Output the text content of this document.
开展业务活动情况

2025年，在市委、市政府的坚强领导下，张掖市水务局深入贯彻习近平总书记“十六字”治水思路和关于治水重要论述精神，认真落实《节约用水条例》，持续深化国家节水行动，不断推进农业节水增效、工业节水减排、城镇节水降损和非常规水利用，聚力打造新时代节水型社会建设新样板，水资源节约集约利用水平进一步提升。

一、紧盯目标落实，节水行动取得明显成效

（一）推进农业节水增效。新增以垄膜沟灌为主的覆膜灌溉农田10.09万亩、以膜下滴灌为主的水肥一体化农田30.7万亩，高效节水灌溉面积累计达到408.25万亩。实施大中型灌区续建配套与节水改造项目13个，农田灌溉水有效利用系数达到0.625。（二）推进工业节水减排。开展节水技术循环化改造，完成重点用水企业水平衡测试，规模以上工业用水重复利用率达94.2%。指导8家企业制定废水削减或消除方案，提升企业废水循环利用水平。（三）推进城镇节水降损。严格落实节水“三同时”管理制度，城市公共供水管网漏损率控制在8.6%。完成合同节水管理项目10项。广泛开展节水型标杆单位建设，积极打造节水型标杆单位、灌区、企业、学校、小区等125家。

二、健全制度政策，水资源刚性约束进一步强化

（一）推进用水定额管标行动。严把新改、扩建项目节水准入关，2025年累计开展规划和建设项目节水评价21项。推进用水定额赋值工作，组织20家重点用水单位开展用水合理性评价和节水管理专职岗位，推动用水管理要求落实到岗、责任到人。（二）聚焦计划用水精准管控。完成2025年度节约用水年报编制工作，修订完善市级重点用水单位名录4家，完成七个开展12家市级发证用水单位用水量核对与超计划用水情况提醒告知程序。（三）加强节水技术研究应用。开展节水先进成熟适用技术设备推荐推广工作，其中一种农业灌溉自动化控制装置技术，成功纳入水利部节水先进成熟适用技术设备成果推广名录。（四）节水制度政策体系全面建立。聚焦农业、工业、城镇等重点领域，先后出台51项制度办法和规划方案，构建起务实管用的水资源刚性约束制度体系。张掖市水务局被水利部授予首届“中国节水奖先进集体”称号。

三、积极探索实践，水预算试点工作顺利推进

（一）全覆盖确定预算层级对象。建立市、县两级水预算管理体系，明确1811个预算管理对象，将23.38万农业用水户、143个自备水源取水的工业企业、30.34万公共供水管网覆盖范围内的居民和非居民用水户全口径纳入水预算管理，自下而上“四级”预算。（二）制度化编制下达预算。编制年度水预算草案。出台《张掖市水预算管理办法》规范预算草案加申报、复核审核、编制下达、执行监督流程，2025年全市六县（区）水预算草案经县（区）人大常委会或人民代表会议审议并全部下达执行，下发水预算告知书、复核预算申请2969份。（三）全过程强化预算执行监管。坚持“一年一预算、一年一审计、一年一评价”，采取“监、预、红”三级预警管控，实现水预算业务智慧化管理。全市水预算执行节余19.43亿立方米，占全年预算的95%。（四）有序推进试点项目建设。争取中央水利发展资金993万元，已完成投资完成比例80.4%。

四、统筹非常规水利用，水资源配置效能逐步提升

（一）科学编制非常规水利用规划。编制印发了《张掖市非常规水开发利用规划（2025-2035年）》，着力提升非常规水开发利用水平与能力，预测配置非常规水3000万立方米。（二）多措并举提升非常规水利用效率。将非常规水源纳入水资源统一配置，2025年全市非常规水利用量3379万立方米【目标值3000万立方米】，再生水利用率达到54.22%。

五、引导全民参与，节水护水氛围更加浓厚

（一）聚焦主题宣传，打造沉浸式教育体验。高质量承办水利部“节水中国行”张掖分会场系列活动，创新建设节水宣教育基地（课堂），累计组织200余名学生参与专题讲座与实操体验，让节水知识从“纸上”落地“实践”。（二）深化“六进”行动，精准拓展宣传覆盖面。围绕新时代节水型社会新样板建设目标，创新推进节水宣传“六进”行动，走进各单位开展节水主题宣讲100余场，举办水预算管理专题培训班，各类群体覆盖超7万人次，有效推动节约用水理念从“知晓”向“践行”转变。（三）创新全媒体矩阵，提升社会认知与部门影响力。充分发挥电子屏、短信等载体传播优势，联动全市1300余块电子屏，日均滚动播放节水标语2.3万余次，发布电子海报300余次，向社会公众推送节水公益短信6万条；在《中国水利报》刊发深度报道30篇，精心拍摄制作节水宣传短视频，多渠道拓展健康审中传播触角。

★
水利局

= = = = =

REQUIREMENT:
Each record above should be restated word for word.

ANSWER IN FULL:
Output the text content of this document.
开展业务活动情况

2025年，在市委、市政府的坚强领导下，张掖市水务局深入贯彻习近平总书记“十六字”治水思路和关于治水重要论述精神，认真落实《节约用水条例》，持续深化国家节水行动，不断推进农业节水增效、工业节水减排、城镇节水降损和非常规水利用，聚力打造新时代节水型社会建设新样板，水资源节约集约利用水平进一步提升。

一、紧盯目标落实，节水行动取得明显成效

（一）推进农业节水增效。新增以垄膜沟灌为主的覆膜灌溉农田10.09万亩、以膜下滴灌为主的水肥一体化农田30.7万亩，高效节水灌溉面积累计达到408.25万亩。实施大中型灌区续建配套与节水改造项目13个，农田灌溉水有效利用系数达到0.625。（二）推进工业节水减排。开展节水技术循环化改造，完成重点用水企业水平衡测试，规模以上工业用水重复利用率达94.2%。指导8家企业制定废水削减或消除方案，提升企业废水循环利用水平。（三）推进城镇节水降损。严格落实节水“三同时”管理制度，城市公共供水管网漏损率控制在8.6%。完成合同节水管理项目10项。广泛开展节水型标杆单位建设，积极打造节水型标杆单位、灌区、企业、学校、小区等125家。

二、健全制度政策，水资源刚性约束进一步强化

（一）推进用水定额管标行动。严把新改、扩建项目节水准入关，2025年累计开展规划和建设项目节水评价21项。推进用水定额赋值工作，组织20家重点用水单位开展用水合理性评价和节水管理专职岗位，推动用水管理要求落实到岗、责任到人。（二）聚焦计划用水精准管控。完成2025年度节约用水年报编制工作，修订完善市级重点用水单位名录4家，完成七个开展12家市级发证用水单位用水量核对与超计划用水情况提醒告知程序。（三）加强节水技术研究应用。开展节水先进成熟适用技术设备推荐推广工作，其中一种农业灌溉自动化控制装置技术，成功纳入水利部节水先进成熟适用技术设备成果推广名录。（四）节水制度政策体系全面建立。聚焦农业、工业、城镇等重点领域，先后出台51项制度办法和规划方案，构建起务实管用的水资源刚性约束制度体系。张掖市水务局被水利部授予首届“中国节水奖先进集体”称号。

三、积极探索实践，水预算试点工作顺利推进

（一）全覆盖确定预算层级对象。建立市、县两级水预算管理体系，明确1811个预算管理对象，将23.38万农业用水户、143个自备水源取水的工业企业、30.34万公共供水管网覆盖范围内的居民和非居民用水户全口径纳入水预算管理，自下而上“四级”预算。（二）制度化编制下达预算。编制年度水预算草案。出台《张掖市水预算管理办法》规范预算草案加申报、复核审核、编制下达、执行监督流程，2025年全市六县（区）水预算草案经县（区）人大常委会或人民代表会议审议并全部下达执行，下发水预算告知书、复核预算申请2969份。（三）全过程强化预算执行监管。坚持“一年一预算、一年一审计、一年一评价”，采取“监、预、红”三级预警管控，实现水预算业务智慧化管理。全市水预算执行节余19.43亿立方米，占全年预算的95%。（四）有序推进试点项目建设。争取中央水利发展资金993万元，已完成投资完成比例80.4%。

四、统筹非常规水利用，水资源配置效能逐步提升

（一）科学编制非常规水利用规划。编制印发了《张掖市非常规水开发利用规划（2025-2035年）》，着力提升非常规水开发利用水平与能力，预测配置非常规水3000万立方米。（二）多措并举提升非常规水利用效率。将非常规水源纳入水资源统一配置，2025年全市非常规水利用量3379万立方米【目标值3000万立方米】，再生水利用率达到54.22%。

五、引导全民参与，节水护水氛围更加浓厚

（一）聚焦主题宣传，打造沉浸式教育体验。高质量承办水利部“节水中国行”张掖分会场系列活动，创新建设节水宣教育基地（课堂），累计组织200余名学生参与专题讲座与实操体验，让节水知识从“纸上”落地“实践”。（二）深化“六进”行动，精准拓展宣传覆盖面。围绕新时代节水型社会新样板建设目标，创新推进节水宣传“六进”行动，走进各单位开展节水主题宣讲100余场，举办水预算管理专题培训班，各类群体覆盖超7万人次，有效推动节约用水理念从“知晓”向“践行”转变。（三）创新全媒体矩阵，提升社会认知与部门影响力。充分发挥电子屏、短信等载体传播优势，联动全市1300余块电子屏，日均滚动播放节水标语2.3万余次，发布电子海报300余次，向社会公众推送节水公益短信6万条；在《中国水利报》刊发深度报道30篇，精心拍摄制作节水宣传短视频，多渠道拓展健康审中传播触角。

★
水利局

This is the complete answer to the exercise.